[Data entries]
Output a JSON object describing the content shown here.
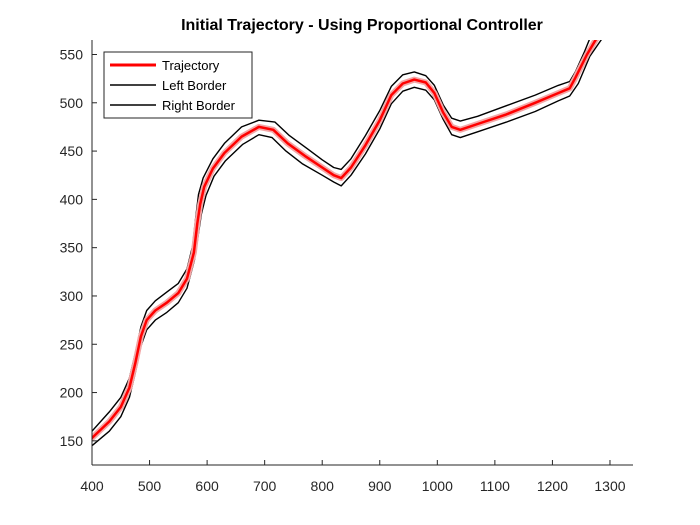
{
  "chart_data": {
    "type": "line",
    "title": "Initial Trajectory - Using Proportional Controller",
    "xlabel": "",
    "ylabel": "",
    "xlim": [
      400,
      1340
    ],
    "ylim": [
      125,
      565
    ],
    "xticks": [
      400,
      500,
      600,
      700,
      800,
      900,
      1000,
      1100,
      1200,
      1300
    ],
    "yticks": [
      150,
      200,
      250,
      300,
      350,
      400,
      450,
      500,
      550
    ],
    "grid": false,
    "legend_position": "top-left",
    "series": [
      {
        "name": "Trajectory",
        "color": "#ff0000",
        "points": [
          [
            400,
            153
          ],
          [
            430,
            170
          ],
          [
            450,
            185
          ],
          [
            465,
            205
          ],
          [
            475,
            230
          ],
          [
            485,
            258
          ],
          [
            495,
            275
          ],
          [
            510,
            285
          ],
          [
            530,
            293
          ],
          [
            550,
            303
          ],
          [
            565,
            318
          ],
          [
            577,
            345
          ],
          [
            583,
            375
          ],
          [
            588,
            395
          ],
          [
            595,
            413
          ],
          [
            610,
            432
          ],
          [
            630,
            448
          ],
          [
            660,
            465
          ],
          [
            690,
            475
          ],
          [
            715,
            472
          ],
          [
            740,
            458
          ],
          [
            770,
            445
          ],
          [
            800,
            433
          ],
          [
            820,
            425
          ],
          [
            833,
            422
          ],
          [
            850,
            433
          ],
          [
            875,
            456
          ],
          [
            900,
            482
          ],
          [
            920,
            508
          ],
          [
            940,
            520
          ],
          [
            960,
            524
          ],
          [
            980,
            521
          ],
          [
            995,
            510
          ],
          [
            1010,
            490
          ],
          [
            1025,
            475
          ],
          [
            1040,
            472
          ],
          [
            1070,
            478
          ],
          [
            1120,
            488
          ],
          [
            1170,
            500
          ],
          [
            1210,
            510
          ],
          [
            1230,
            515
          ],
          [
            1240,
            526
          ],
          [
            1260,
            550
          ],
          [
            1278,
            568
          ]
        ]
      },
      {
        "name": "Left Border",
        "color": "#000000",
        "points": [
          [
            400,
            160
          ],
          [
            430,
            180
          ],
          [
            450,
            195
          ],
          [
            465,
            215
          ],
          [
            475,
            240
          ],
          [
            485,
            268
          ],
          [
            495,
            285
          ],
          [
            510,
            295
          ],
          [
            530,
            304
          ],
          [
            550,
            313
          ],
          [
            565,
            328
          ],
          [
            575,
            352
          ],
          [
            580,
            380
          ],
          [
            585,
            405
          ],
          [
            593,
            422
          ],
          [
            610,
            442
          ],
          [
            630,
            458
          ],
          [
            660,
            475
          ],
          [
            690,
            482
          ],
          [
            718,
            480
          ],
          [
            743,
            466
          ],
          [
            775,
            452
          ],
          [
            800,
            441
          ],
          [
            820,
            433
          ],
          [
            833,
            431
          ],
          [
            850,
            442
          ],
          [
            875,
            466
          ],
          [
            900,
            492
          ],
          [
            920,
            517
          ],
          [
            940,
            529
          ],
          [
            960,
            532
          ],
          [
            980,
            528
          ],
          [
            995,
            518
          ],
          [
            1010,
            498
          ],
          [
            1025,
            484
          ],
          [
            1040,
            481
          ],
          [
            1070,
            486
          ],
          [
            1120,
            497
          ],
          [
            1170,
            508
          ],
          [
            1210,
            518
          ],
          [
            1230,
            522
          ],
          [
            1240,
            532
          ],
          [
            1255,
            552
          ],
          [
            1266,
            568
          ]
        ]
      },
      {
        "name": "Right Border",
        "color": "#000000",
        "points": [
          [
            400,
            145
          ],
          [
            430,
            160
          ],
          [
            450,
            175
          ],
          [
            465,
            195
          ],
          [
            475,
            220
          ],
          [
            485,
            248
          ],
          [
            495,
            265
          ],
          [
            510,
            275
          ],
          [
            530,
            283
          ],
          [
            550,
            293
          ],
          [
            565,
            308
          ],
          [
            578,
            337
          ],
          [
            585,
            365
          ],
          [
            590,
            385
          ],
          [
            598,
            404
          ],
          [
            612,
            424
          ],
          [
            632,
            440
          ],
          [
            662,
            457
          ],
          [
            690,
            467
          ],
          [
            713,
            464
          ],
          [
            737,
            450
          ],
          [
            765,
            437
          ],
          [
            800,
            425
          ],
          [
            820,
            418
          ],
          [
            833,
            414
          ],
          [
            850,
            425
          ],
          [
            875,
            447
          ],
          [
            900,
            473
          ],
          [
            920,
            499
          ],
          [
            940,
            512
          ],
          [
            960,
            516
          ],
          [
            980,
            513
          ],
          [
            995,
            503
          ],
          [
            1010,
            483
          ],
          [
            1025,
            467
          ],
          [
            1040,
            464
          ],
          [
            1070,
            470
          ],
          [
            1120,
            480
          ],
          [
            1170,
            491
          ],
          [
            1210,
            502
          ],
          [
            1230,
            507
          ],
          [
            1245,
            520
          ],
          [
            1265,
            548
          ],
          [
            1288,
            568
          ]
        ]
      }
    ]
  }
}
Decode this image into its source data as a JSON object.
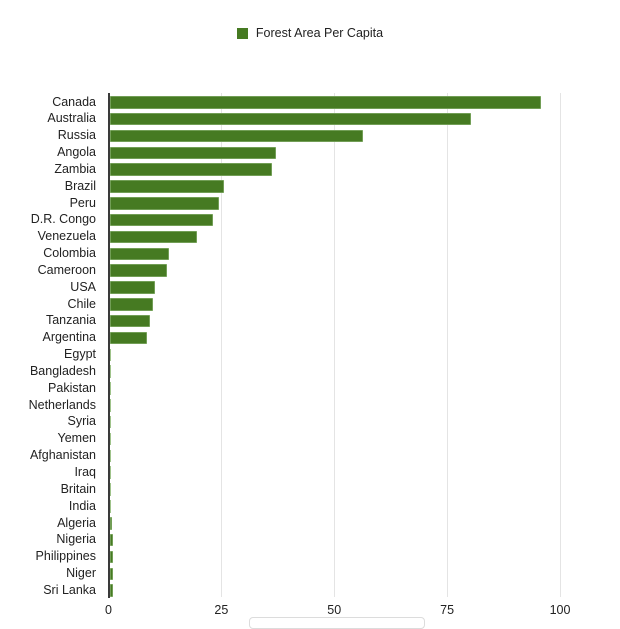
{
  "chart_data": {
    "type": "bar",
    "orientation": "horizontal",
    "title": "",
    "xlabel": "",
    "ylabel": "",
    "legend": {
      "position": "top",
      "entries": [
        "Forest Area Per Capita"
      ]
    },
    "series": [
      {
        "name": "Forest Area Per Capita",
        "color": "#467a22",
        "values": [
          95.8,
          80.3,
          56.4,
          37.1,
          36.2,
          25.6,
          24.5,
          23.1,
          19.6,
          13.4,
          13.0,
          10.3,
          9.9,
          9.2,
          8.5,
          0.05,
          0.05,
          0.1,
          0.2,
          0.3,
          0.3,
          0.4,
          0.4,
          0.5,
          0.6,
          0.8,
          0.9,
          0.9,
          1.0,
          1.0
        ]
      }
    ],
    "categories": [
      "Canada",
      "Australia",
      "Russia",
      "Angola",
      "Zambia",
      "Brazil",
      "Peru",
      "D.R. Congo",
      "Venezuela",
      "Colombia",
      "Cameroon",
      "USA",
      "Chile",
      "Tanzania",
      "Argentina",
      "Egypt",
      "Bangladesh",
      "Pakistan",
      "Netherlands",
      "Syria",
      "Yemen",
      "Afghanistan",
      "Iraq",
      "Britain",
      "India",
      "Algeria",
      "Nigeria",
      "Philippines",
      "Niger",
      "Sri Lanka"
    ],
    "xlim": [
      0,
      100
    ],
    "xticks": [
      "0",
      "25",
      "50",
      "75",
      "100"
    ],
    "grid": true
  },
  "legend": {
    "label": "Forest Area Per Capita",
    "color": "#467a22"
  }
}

REQUIREMENT: Make an exact copy of every entry above, minus the images.

OUTPUT BELOW:
Output a JSON object describing the content shown here.
{
  "chart_data": {
    "type": "line",
    "title": "Initial Trajectory - Using Proportional Controller",
    "xlabel": "",
    "ylabel": "",
    "xlim": [
      400,
      1340
    ],
    "ylim": [
      125,
      565
    ],
    "xticks": [
      400,
      500,
      600,
      700,
      800,
      900,
      1000,
      1100,
      1200,
      1300
    ],
    "yticks": [
      150,
      200,
      250,
      300,
      350,
      400,
      450,
      500,
      550
    ],
    "grid": false,
    "legend_position": "top-left",
    "series": [
      {
        "name": "Trajectory",
        "color": "#ff0000",
        "points": [
          [
            400,
            153
          ],
          [
            430,
            170
          ],
          [
            450,
            185
          ],
          [
            465,
            205
          ],
          [
            475,
            230
          ],
          [
            485,
            258
          ],
          [
            495,
            275
          ],
          [
            510,
            285
          ],
          [
            530,
            293
          ],
          [
            550,
            303
          ],
          [
            565,
            318
          ],
          [
            577,
            345
          ],
          [
            583,
            375
          ],
          [
            588,
            395
          ],
          [
            595,
            413
          ],
          [
            610,
            432
          ],
          [
            630,
            448
          ],
          [
            660,
            465
          ],
          [
            690,
            475
          ],
          [
            715,
            472
          ],
          [
            740,
            458
          ],
          [
            770,
            445
          ],
          [
            800,
            433
          ],
          [
            820,
            425
          ],
          [
            833,
            422
          ],
          [
            850,
            433
          ],
          [
            875,
            456
          ],
          [
            900,
            482
          ],
          [
            920,
            508
          ],
          [
            940,
            520
          ],
          [
            960,
            524
          ],
          [
            980,
            521
          ],
          [
            995,
            510
          ],
          [
            1010,
            490
          ],
          [
            1025,
            475
          ],
          [
            1040,
            472
          ],
          [
            1070,
            478
          ],
          [
            1120,
            488
          ],
          [
            1170,
            500
          ],
          [
            1210,
            510
          ],
          [
            1230,
            515
          ],
          [
            1240,
            526
          ],
          [
            1260,
            550
          ],
          [
            1278,
            568
          ]
        ]
      },
      {
        "name": "Left Border",
        "color": "#000000",
        "points": [
          [
            400,
            160
          ],
          [
            430,
            180
          ],
          [
            450,
            195
          ],
          [
            465,
            215
          ],
          [
            475,
            240
          ],
          [
            485,
            268
          ],
          [
            495,
            285
          ],
          [
            510,
            295
          ],
          [
            530,
            304
          ],
          [
            550,
            313
          ],
          [
            565,
            328
          ],
          [
            575,
            352
          ],
          [
            580,
            380
          ],
          [
            585,
            405
          ],
          [
            593,
            422
          ],
          [
            610,
            442
          ],
          [
            630,
            458
          ],
          [
            660,
            475
          ],
          [
            690,
            482
          ],
          [
            718,
            480
          ],
          [
            743,
            466
          ],
          [
            775,
            452
          ],
          [
            800,
            441
          ],
          [
            820,
            433
          ],
          [
            833,
            431
          ],
          [
            850,
            442
          ],
          [
            875,
            466
          ],
          [
            900,
            492
          ],
          [
            920,
            517
          ],
          [
            940,
            529
          ],
          [
            960,
            532
          ],
          [
            980,
            528
          ],
          [
            995,
            518
          ],
          [
            1010,
            498
          ],
          [
            1025,
            484
          ],
          [
            1040,
            481
          ],
          [
            1070,
            486
          ],
          [
            1120,
            497
          ],
          [
            1170,
            508
          ],
          [
            1210,
            518
          ],
          [
            1230,
            522
          ],
          [
            1240,
            532
          ],
          [
            1255,
            552
          ],
          [
            1266,
            568
          ]
        ]
      },
      {
        "name": "Right Border",
        "color": "#000000",
        "points": [
          [
            400,
            145
          ],
          [
            430,
            160
          ],
          [
            450,
            175
          ],
          [
            465,
            195
          ],
          [
            475,
            220
          ],
          [
            485,
            248
          ],
          [
            495,
            265
          ],
          [
            510,
            275
          ],
          [
            530,
            283
          ],
          [
            550,
            293
          ],
          [
            565,
            308
          ],
          [
            578,
            337
          ],
          [
            585,
            365
          ],
          [
            590,
            385
          ],
          [
            598,
            404
          ],
          [
            612,
            424
          ],
          [
            632,
            440
          ],
          [
            662,
            457
          ],
          [
            690,
            467
          ],
          [
            713,
            464
          ],
          [
            737,
            450
          ],
          [
            765,
            437
          ],
          [
            800,
            425
          ],
          [
            820,
            418
          ],
          [
            833,
            414
          ],
          [
            850,
            425
          ],
          [
            875,
            447
          ],
          [
            900,
            473
          ],
          [
            920,
            499
          ],
          [
            940,
            512
          ],
          [
            960,
            516
          ],
          [
            980,
            513
          ],
          [
            995,
            503
          ],
          [
            1010,
            483
          ],
          [
            1025,
            467
          ],
          [
            1040,
            464
          ],
          [
            1070,
            470
          ],
          [
            1120,
            480
          ],
          [
            1170,
            491
          ],
          [
            1210,
            502
          ],
          [
            1230,
            507
          ],
          [
            1245,
            520
          ],
          [
            1265,
            548
          ],
          [
            1288,
            568
          ]
        ]
      }
    ]
  }
}
Decode this image into its source data as a JSON object.
{
  "chart_data": {
    "type": "bar",
    "orientation": "horizontal",
    "title": "",
    "xlabel": "",
    "ylabel": "",
    "legend": {
      "position": "top",
      "entries": [
        "Forest Area Per Capita"
      ]
    },
    "series": [
      {
        "name": "Forest Area Per Capita",
        "color": "#467a22",
        "values": [
          95.8,
          80.3,
          56.4,
          37.1,
          36.2,
          25.6,
          24.5,
          23.1,
          19.6,
          13.4,
          13.0,
          10.3,
          9.9,
          9.2,
          8.5,
          0.05,
          0.05,
          0.1,
          0.2,
          0.3,
          0.3,
          0.4,
          0.4,
          0.5,
          0.6,
          0.8,
          0.9,
          0.9,
          1.0,
          1.0
        ]
      }
    ],
    "categories": [
      "Canada",
      "Australia",
      "Russia",
      "Angola",
      "Zambia",
      "Brazil",
      "Peru",
      "D.R. Congo",
      "Venezuela",
      "Colombia",
      "Cameroon",
      "USA",
      "Chile",
      "Tanzania",
      "Argentina",
      "Egypt",
      "Bangladesh",
      "Pakistan",
      "Netherlands",
      "Syria",
      "Yemen",
      "Afghanistan",
      "Iraq",
      "Britain",
      "India",
      "Algeria",
      "Nigeria",
      "Philippines",
      "Niger",
      "Sri Lanka"
    ],
    "xlim": [
      0,
      100
    ],
    "xticks": [
      "0",
      "25",
      "50",
      "75",
      "100"
    ],
    "grid": true
  },
  "legend": {
    "label": "Forest Area Per Capita",
    "color": "#467a22"
  }
}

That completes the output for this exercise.